Directions for this task> In the material below, find each line holding the string "name" and copy it.

Provided entries>
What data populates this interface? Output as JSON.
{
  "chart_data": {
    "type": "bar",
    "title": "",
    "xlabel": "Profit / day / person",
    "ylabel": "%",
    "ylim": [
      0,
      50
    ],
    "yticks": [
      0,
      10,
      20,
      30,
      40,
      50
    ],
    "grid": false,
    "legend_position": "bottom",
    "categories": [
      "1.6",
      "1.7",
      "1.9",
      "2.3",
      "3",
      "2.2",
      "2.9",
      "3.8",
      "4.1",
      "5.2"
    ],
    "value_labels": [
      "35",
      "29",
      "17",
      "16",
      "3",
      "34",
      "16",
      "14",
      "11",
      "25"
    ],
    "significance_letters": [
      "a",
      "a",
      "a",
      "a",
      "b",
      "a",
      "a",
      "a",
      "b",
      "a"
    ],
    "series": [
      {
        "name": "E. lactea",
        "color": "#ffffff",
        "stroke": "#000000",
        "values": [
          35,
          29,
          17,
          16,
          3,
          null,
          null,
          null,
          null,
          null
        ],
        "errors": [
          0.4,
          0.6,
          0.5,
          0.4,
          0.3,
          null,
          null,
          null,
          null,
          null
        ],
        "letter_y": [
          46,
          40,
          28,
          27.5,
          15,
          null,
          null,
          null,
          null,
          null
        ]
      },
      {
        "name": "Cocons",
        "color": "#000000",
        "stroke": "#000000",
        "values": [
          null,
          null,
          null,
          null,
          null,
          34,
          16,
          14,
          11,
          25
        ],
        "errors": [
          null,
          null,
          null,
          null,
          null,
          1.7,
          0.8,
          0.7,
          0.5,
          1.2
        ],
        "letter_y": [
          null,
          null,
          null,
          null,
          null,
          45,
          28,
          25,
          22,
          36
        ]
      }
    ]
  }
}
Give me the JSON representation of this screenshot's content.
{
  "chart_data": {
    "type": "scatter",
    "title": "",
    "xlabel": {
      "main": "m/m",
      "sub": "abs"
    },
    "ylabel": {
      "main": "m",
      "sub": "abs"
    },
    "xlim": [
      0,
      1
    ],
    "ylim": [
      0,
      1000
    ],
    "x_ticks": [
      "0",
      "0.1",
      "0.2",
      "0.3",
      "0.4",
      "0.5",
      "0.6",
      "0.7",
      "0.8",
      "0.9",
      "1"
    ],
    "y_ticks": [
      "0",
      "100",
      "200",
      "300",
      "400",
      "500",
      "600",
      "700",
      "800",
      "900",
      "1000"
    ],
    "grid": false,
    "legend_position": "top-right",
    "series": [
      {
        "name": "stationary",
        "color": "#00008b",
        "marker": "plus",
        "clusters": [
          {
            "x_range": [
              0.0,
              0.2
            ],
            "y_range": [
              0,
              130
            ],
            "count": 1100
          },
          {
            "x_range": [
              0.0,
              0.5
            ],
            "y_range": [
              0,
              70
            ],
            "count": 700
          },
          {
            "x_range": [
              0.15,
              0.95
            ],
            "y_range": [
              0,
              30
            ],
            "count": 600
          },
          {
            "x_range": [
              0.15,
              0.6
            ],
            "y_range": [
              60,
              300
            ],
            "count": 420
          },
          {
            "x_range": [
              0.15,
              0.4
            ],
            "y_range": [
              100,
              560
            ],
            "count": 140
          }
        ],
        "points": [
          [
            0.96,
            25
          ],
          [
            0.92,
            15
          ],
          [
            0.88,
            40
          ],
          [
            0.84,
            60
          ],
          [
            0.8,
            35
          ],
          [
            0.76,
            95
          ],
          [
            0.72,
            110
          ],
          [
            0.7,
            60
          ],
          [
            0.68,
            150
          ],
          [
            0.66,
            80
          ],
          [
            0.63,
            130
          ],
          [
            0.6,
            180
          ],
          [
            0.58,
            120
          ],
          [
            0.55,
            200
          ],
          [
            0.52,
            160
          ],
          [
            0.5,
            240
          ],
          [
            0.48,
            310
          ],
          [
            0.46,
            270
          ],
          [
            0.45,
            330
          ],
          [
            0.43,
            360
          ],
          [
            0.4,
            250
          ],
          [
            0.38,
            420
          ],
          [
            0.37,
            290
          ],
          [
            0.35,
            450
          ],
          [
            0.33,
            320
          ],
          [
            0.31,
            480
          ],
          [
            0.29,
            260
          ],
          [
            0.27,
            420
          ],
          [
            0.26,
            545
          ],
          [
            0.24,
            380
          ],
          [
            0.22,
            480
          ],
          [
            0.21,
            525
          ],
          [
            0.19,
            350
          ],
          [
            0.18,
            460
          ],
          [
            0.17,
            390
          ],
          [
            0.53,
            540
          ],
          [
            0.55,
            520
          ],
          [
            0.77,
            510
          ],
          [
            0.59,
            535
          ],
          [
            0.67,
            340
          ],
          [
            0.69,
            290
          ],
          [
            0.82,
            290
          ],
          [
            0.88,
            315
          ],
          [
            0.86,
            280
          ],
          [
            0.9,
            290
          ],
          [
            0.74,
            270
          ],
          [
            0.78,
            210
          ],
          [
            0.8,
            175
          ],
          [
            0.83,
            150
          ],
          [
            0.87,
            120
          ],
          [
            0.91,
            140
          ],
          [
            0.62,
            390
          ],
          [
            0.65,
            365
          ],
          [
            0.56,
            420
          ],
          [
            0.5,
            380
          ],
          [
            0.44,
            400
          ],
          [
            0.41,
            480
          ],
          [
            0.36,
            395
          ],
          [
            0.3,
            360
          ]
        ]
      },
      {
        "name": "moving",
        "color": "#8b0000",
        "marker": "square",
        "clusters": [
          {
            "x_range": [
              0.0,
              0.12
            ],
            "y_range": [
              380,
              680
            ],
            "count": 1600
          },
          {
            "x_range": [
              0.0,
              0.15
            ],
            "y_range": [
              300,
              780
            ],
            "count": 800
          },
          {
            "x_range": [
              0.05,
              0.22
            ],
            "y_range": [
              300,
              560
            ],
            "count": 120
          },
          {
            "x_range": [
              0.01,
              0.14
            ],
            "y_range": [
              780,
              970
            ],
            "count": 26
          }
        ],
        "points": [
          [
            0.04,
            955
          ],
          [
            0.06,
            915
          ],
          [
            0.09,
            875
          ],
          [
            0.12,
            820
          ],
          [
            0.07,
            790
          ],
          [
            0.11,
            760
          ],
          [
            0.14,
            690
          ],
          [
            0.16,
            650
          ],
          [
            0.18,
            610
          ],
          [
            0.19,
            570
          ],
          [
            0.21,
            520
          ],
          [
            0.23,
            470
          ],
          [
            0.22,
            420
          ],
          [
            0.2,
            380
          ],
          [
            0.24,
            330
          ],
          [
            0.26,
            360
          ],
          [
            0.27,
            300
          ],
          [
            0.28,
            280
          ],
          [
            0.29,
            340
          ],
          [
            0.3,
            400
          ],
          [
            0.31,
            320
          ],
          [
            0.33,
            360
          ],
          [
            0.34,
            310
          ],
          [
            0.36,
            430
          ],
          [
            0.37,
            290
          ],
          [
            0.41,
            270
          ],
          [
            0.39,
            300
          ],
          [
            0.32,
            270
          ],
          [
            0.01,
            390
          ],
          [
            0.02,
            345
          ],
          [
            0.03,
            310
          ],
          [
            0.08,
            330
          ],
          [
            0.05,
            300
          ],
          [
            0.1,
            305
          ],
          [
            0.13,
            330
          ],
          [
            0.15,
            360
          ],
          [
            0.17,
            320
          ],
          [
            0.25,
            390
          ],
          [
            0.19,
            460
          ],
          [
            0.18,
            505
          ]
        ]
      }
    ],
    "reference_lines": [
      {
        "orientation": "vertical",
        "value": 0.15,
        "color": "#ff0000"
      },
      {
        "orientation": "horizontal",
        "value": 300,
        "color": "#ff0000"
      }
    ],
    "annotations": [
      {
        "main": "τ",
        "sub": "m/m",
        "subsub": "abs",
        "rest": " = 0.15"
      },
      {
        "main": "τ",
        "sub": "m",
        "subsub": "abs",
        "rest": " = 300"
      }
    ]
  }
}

Result of the exercise>
        "name": "E. lactea",
        "name": "Cocons",
        "name": "stationary",
        "name": "moving",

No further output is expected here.